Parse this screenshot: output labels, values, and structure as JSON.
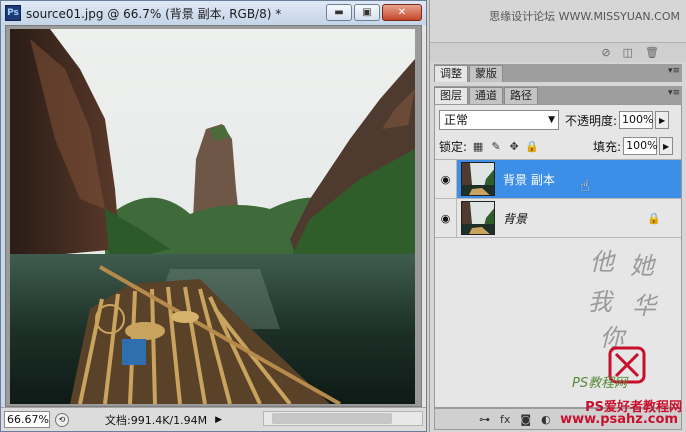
{
  "document": {
    "title": "source01.jpg @ 66.7% (背景 副本, RGB/8) *",
    "app_badge": "Ps",
    "window_buttons": {
      "minimize": "▬",
      "restore": "▣",
      "close": "✕"
    },
    "zoom": "66.67%",
    "doc_size": "文档:991.4K/1.94M",
    "status_arrow": "▶"
  },
  "panel": {
    "watermark_top": "思缘设计论坛 WWW.MISSYUAN.COM",
    "adjust_tabs": [
      {
        "label": "调整",
        "active": true
      },
      {
        "label": "蒙版",
        "active": false
      }
    ],
    "layer_tabs": [
      {
        "label": "图层",
        "active": true
      },
      {
        "label": "通道",
        "active": false
      },
      {
        "label": "路径",
        "active": false
      }
    ],
    "panel_menu_icon": "▾≡",
    "blend_mode": "正常",
    "opacity_label": "不透明度:",
    "opacity_value": "100%",
    "lock_label": "锁定:",
    "fill_label": "填充:",
    "fill_value": "100%",
    "layers": [
      {
        "name": "背景 副本",
        "selected": true,
        "visible": true
      },
      {
        "name": "背景",
        "selected": false,
        "visible": true,
        "locked": true
      }
    ],
    "calligraphy": "他她我华你",
    "watermark_bottom1": "PS教程网",
    "watermark_bottom2": "PS爱好者教程网",
    "watermark_bottom3": "www.psahz.com"
  },
  "colors": {
    "selected_layer": "#3d8ee6",
    "title_bar": "#c5d4e8",
    "watermark_red": "#c8102e"
  }
}
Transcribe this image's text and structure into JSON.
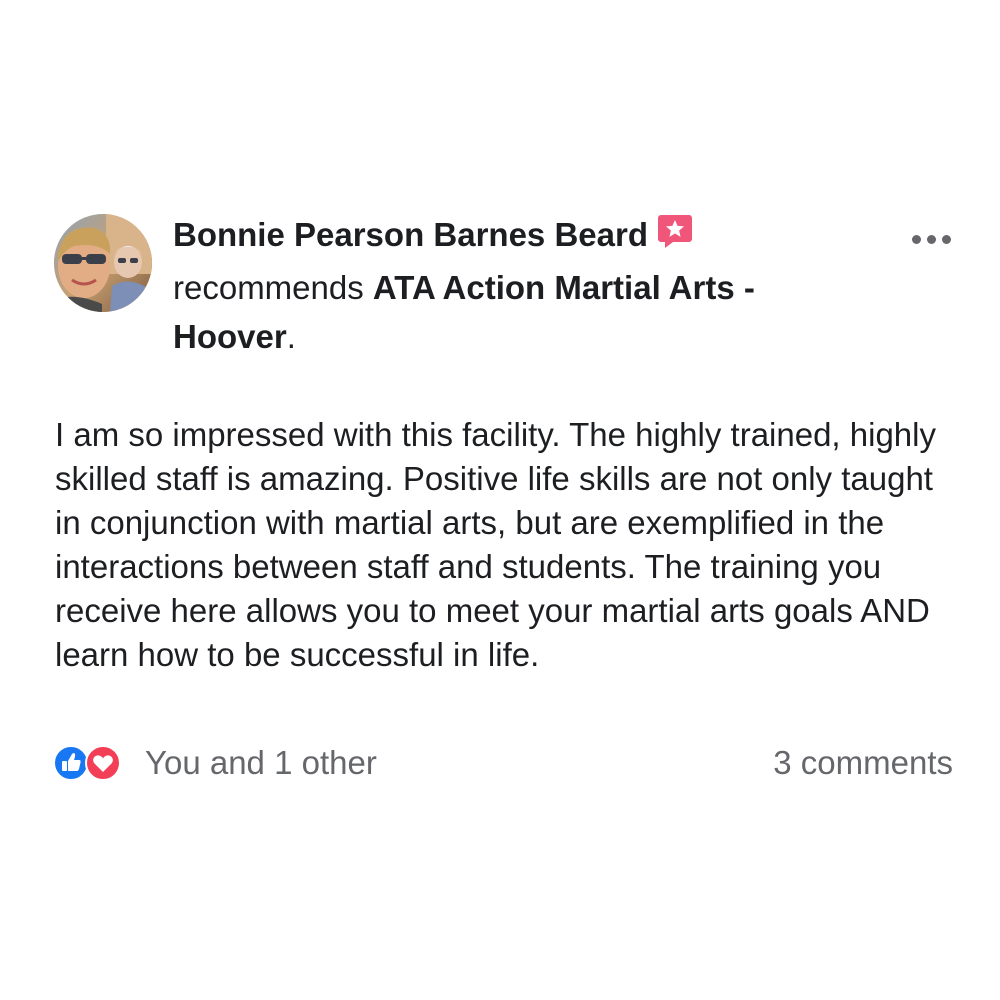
{
  "post": {
    "author": "Bonnie Pearson Barnes Beard",
    "action": "recommends",
    "page": "ATA Action Martial Arts - Hoover",
    "page_suffix": ".",
    "body": "I am so impressed with this facility. The highly trained, highly skilled staff is amazing. Positive life skills are not only taught in conjunction with martial arts, but are exemplified in the interactions between staff and students. The training you receive here allows you to meet your martial arts goals AND learn how to be successful in life.",
    "reactions": {
      "types": [
        "like",
        "love"
      ],
      "summary": "You and 1 other"
    },
    "comments": "3 comments"
  },
  "icons": {
    "recommendation_badge": "recommendation-star-icon",
    "more": "more-horizontal-icon",
    "like": "like-reaction-icon",
    "love": "love-reaction-icon"
  },
  "colors": {
    "recommendation_badge": "#f0557a",
    "like": "#1877f2",
    "love": "#f33e58",
    "secondary_text": "#65676b",
    "primary_text": "#1c1e21"
  }
}
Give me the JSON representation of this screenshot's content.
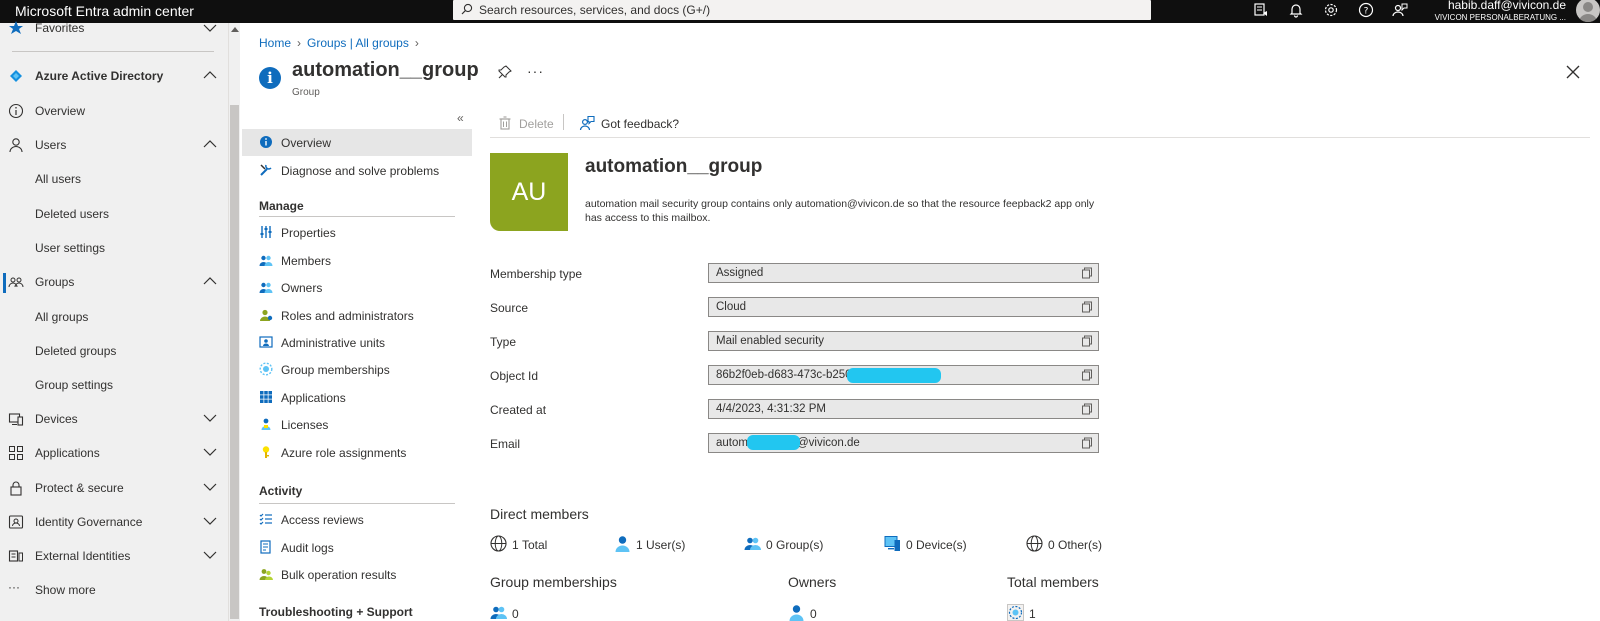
{
  "topbar": {
    "app_title": "Microsoft Entra admin center",
    "search_placeholder": "Search resources, services, and docs (G+/)",
    "user_email": "habib.daff@vivicon.de",
    "user_org": "VIVICON PERSONALBERATUNG ...",
    "icons": [
      "portal-switch-icon",
      "bell-icon",
      "gear-icon",
      "help-icon",
      "feedback-icon"
    ]
  },
  "leftnav": {
    "favorites_label": "Favorites",
    "items": [
      {
        "label": "Azure Active Directory",
        "icon": "aad-icon",
        "expanded": true
      },
      {
        "label": "Overview",
        "icon": "info-icon"
      },
      {
        "label": "Users",
        "icon": "user-icon",
        "expanded": true
      },
      {
        "label": "All users"
      },
      {
        "label": "Deleted users"
      },
      {
        "label": "User settings"
      },
      {
        "label": "Groups",
        "icon": "groups-icon",
        "expanded": true,
        "selected": true
      },
      {
        "label": "All groups"
      },
      {
        "label": "Deleted groups"
      },
      {
        "label": "Group settings"
      },
      {
        "label": "Devices",
        "icon": "devices-icon",
        "expanded": false
      },
      {
        "label": "Applications",
        "icon": "applications-icon",
        "expanded": false
      },
      {
        "label": "Protect & secure",
        "icon": "lock-icon",
        "expanded": false
      },
      {
        "label": "Identity Governance",
        "icon": "governance-icon",
        "expanded": false
      },
      {
        "label": "External Identities",
        "icon": "external-identities-icon",
        "expanded": false
      },
      {
        "label": "Show more",
        "icon": "ellipsis-icon"
      }
    ]
  },
  "breadcrumb": {
    "home": "Home",
    "groups": "Groups | All groups"
  },
  "page": {
    "title": "automation__group",
    "subtitle": "Group"
  },
  "resource_menu": {
    "overview": "Overview",
    "diagnose": "Diagnose and solve problems",
    "manage_heading": "Manage",
    "manage_items": [
      "Properties",
      "Members",
      "Owners",
      "Roles and administrators",
      "Administrative units",
      "Group memberships",
      "Applications",
      "Licenses",
      "Azure role assignments"
    ],
    "activity_heading": "Activity",
    "activity_items": [
      "Access reviews",
      "Audit logs",
      "Bulk operation results"
    ],
    "troubleshooting_heading": "Troubleshooting + Support"
  },
  "commands": {
    "delete": "Delete",
    "feedback": "Got feedback?"
  },
  "group": {
    "initials": "AU",
    "name": "automation__group",
    "description": "automation mail security group contains only automation@vivicon.de so that the resource feepback2 app only has access to this mailbox.",
    "avatar_color": "#8ca41f"
  },
  "properties": [
    {
      "label": "Membership type",
      "value": "Assigned"
    },
    {
      "label": "Source",
      "value": "Cloud"
    },
    {
      "label": "Type",
      "value": "Mail enabled security"
    },
    {
      "label": "Object Id",
      "value": "86b2f0eb-d683-473c-b250-76"
    },
    {
      "label": "Created at",
      "value": "4/4/2023, 4:31:32 PM"
    },
    {
      "label": "Email",
      "value": "automa",
      "value_suffix": "@vivicon.de"
    }
  ],
  "direct_members": {
    "title": "Direct members",
    "total_num": "1",
    "total_label": "Total",
    "users_num": "1",
    "users_label": "User(s)",
    "groups_num": "0",
    "groups_label": "Group(s)",
    "devices_num": "0",
    "devices_label": "Device(s)",
    "others_num": "0",
    "others_label": "Other(s)"
  },
  "summary": {
    "group_memberships_title": "Group memberships",
    "group_memberships_value": "0",
    "owners_title": "Owners",
    "owners_value": "0",
    "total_members_title": "Total members",
    "total_members_value": "1"
  },
  "colors": {
    "accent": "#0f6cbd",
    "redaction": "#22c6f0"
  }
}
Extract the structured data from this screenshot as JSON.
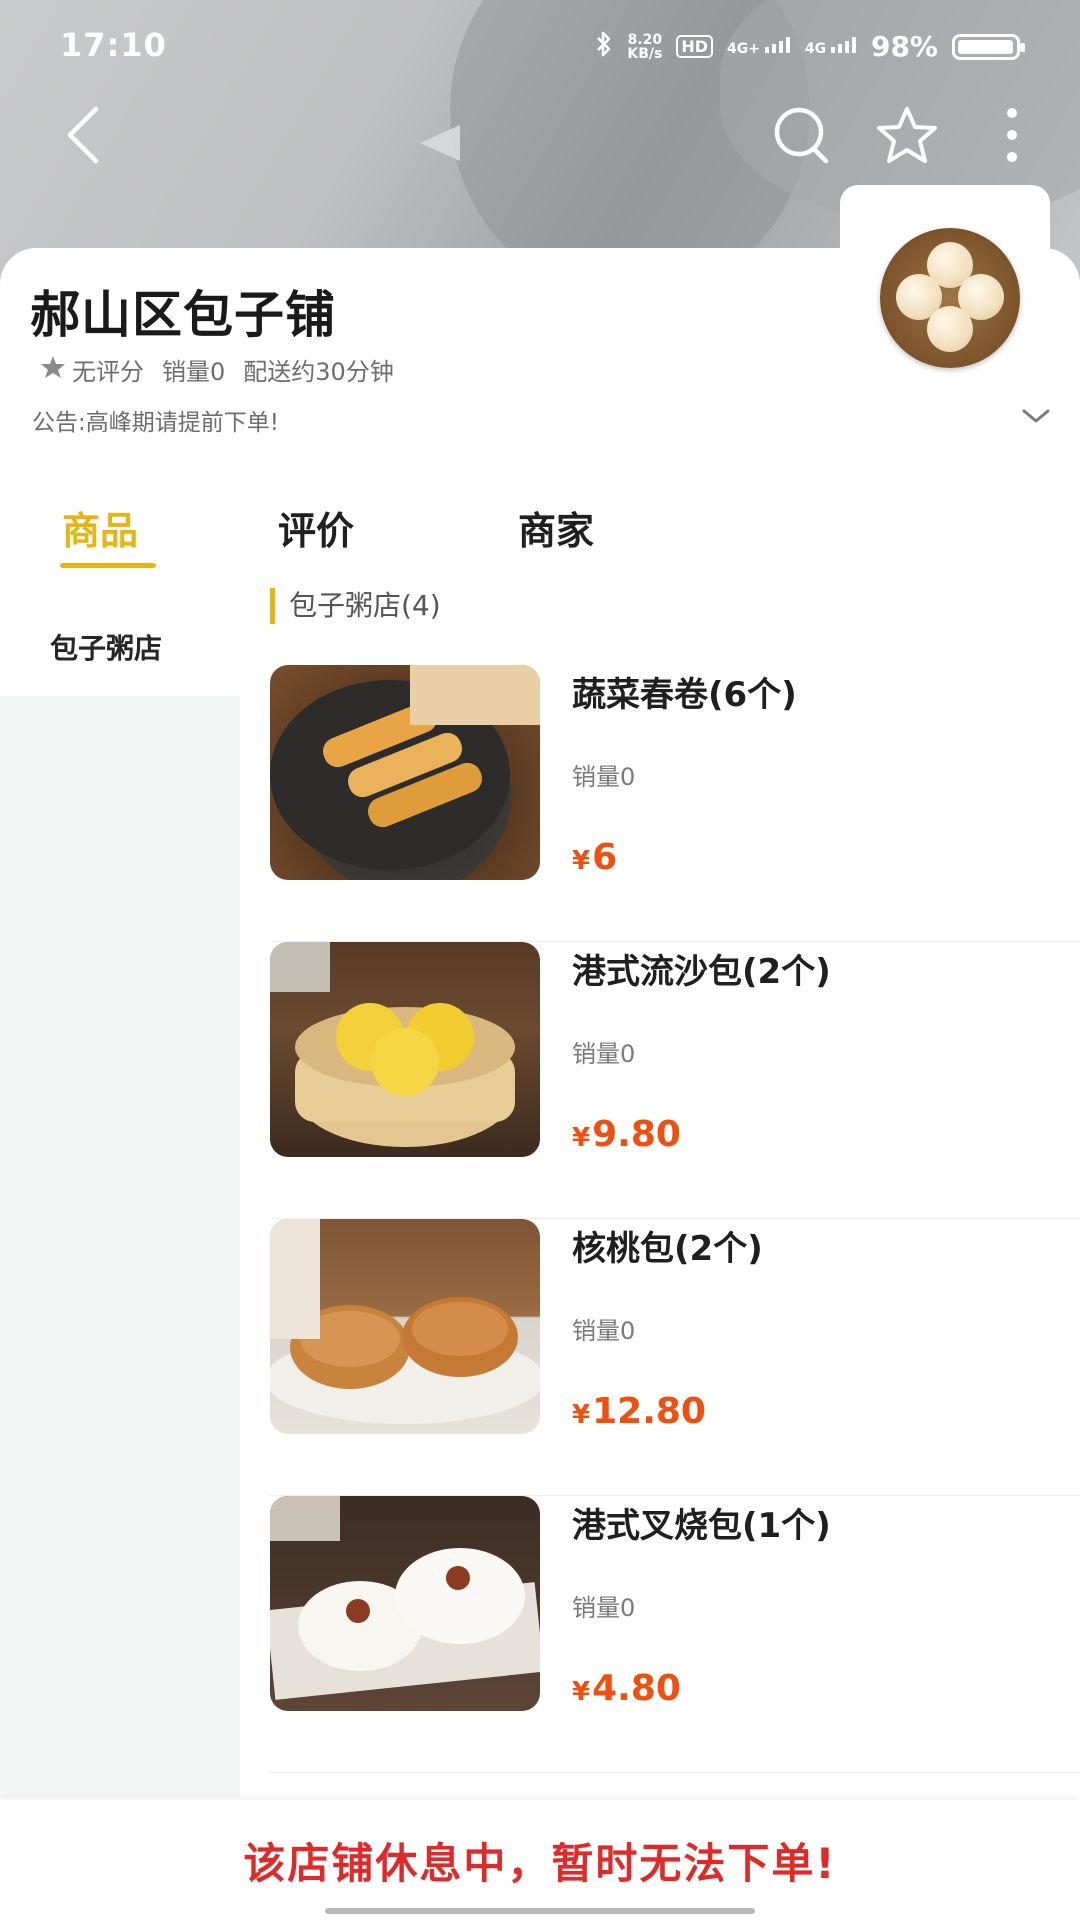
{
  "status_bar": {
    "time": "17:10",
    "net_speed_value": "8.20",
    "net_speed_unit": "KB/s",
    "hd_label": "HD",
    "signal_label": "4G+",
    "signal_label_2": "4G",
    "battery_text": "98%",
    "battery_level": 0.98
  },
  "header": {
    "back_icon": "chevron-left-icon",
    "search_icon": "search-icon",
    "favorite_icon": "star-outline-icon",
    "more_icon": "more-vertical-icon"
  },
  "shop": {
    "name": "郝山区包子铺",
    "rating": "无评分",
    "sales": "销量0",
    "delivery": "配送约30分钟",
    "notice": "公告:高峰期请提前下单!"
  },
  "tabs": [
    {
      "label": "商品",
      "active": true
    },
    {
      "label": "评价",
      "active": false
    },
    {
      "label": "商家",
      "active": false
    }
  ],
  "sidebar": {
    "items": [
      {
        "label": "包子粥店",
        "active": true
      }
    ]
  },
  "section": {
    "title": "包子粥店(4)"
  },
  "products": [
    {
      "name": "蔬菜春卷(6个)",
      "sales": "销量0",
      "currency": "¥",
      "price": "6"
    },
    {
      "name": "港式流沙包(2个)",
      "sales": "销量0",
      "currency": "¥",
      "price": "9.80"
    },
    {
      "name": "核桃包(2个)",
      "sales": "销量0",
      "currency": "¥",
      "price": "12.80"
    },
    {
      "name": "港式叉烧包(1个)",
      "sales": "销量0",
      "currency": "¥",
      "price": "4.80"
    }
  ],
  "bottom_bar": {
    "message": "该店铺休息中，暂时无法下单!"
  },
  "colors": {
    "accent": "#e8b40f",
    "price": "#f0500f",
    "closed_message": "#e02a2a"
  }
}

------------

Exercise
Your task is to list each line of the records with the word "more".

Solved problem
    "more": "more-horizontal-icon",
        "label": "Show more",
    "more_icon": "more-vertical-icon"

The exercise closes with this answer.